> [Instructions to follow]: Which lines include the word "продукта"? Copy each of them.

> [Given data]:
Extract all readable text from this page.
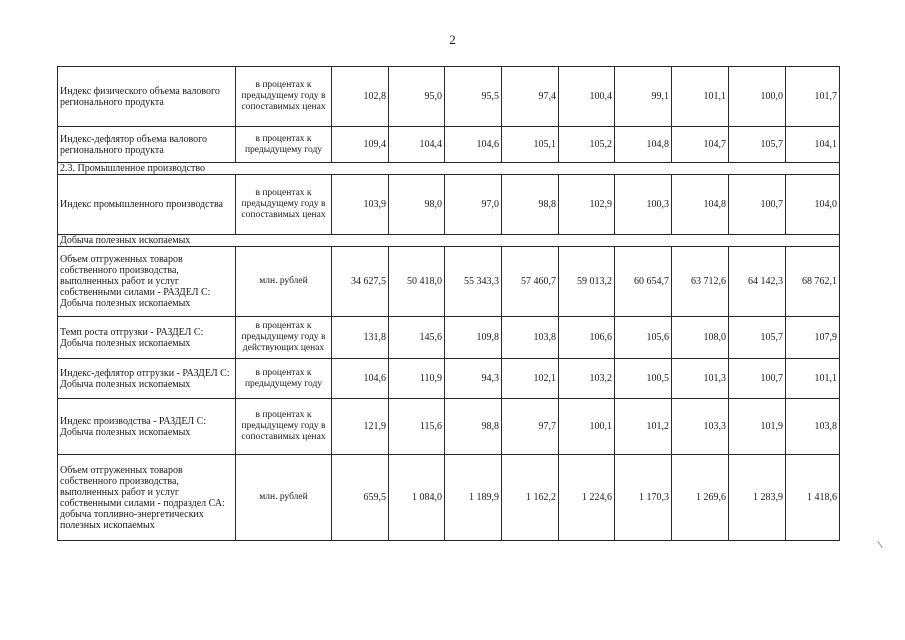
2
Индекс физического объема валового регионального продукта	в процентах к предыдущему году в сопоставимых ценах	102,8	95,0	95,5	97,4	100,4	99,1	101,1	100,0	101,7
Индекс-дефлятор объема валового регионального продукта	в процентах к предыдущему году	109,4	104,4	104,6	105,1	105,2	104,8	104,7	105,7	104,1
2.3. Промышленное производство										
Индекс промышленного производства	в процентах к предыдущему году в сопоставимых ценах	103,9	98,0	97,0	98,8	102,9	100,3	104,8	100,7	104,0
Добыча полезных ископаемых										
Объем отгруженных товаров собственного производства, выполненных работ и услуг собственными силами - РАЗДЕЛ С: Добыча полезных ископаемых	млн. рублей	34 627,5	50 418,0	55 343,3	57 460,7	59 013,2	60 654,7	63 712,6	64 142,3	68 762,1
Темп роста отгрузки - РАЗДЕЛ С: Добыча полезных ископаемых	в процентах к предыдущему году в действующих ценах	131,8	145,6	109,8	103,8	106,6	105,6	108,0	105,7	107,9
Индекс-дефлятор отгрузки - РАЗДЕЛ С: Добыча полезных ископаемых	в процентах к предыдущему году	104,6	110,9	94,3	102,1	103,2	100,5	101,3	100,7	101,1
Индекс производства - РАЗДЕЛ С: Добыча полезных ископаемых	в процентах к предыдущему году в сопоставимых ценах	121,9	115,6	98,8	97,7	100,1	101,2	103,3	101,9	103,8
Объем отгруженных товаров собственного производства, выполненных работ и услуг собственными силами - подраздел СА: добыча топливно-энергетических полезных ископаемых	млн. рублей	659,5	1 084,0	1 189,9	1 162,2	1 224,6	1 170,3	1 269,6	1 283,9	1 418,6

> [Correct result]:
Индекс физического объема валового регионального продукта	в процентах к предыдущему году в сопоставимых ценах	102,8	95,0	95,5	97,4	100,4	99,1	101,1	100,0	101,7
Индекс-дефлятор объема валового регионального продукта	в процентах к предыдущему году	109,4	104,4	104,6	105,1	105,2	104,8	104,7	105,7	104,1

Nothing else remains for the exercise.